> Goal of the exercise
Exclude the pictures; give every entry again exactly as written.

--- begin Dataset content ---

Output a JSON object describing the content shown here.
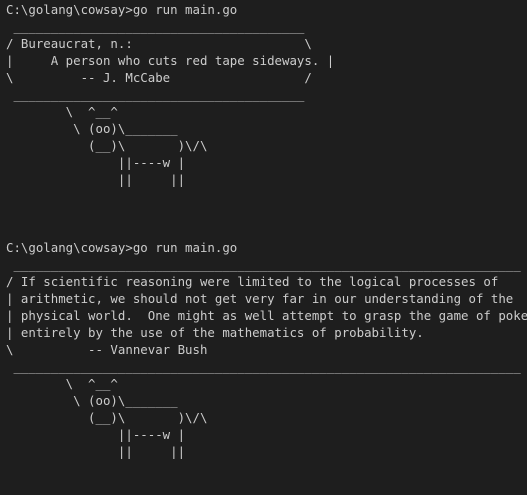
{
  "sessions": [
    {
      "prompt": "C:\\golang\\cowsay>",
      "command": "go run main.go",
      "output": [
        " _______________________________________",
        "/ Bureaucrat, n.:                       \\",
        "|     A person who cuts red tape sideways. |",
        "\\         -- J. McCabe                  /",
        " _______________________________________",
        "        \\  ^__^",
        "         \\ (oo)\\_______",
        "           (__)\\       )\\/\\",
        "               ||----w |",
        "               ||     ||"
      ]
    },
    {
      "prompt": "C:\\golang\\cowsay>",
      "command": "go run main.go",
      "output": [
        " ____________________________________________________________________",
        "/ If scientific reasoning were limited to the logical processes of     \\",
        "| arithmetic, we should not get very far in our understanding of the   |",
        "| physical world.  One might as well attempt to grasp the game of poker |",
        "| entirely by the use of the mathematics of probability.                |",
        "\\          -- Vannevar Bush                                           /",
        " ____________________________________________________________________",
        "        \\  ^__^",
        "         \\ (oo)\\_______",
        "           (__)\\       )\\/\\",
        "               ||----w |",
        "               ||     ||"
      ]
    }
  ]
}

--- end Dataset content ---

> Task response
Output a JSON object describing the content shown here.
{
  "sessions": [
    {
      "prompt": "C:\\golang\\cowsay>",
      "command": "go run main.go",
      "output": [
        " _______________________________________",
        "/ Bureaucrat, n.:                       \\",
        "|     A person who cuts red tape sideways. |",
        "\\         -- J. McCabe                  /",
        " _______________________________________",
        "        \\  ^__^",
        "         \\ (oo)\\_______",
        "           (__)\\       )\\/\\",
        "               ||----w |",
        "               ||     ||"
      ]
    },
    {
      "prompt": "C:\\golang\\cowsay>",
      "command": "go run main.go",
      "output": [
        " ____________________________________________________________________",
        "/ If scientific reasoning were limited to the logical processes of     \\",
        "| arithmetic, we should not get very far in our understanding of the   |",
        "| physical world.  One might as well attempt to grasp the game of poker |",
        "| entirely by the use of the mathematics of probability.                |",
        "\\          -- Vannevar Bush                                           /",
        " ____________________________________________________________________",
        "        \\  ^__^",
        "         \\ (oo)\\_______",
        "           (__)\\       )\\/\\",
        "               ||----w |",
        "               ||     ||"
      ]
    }
  ]
}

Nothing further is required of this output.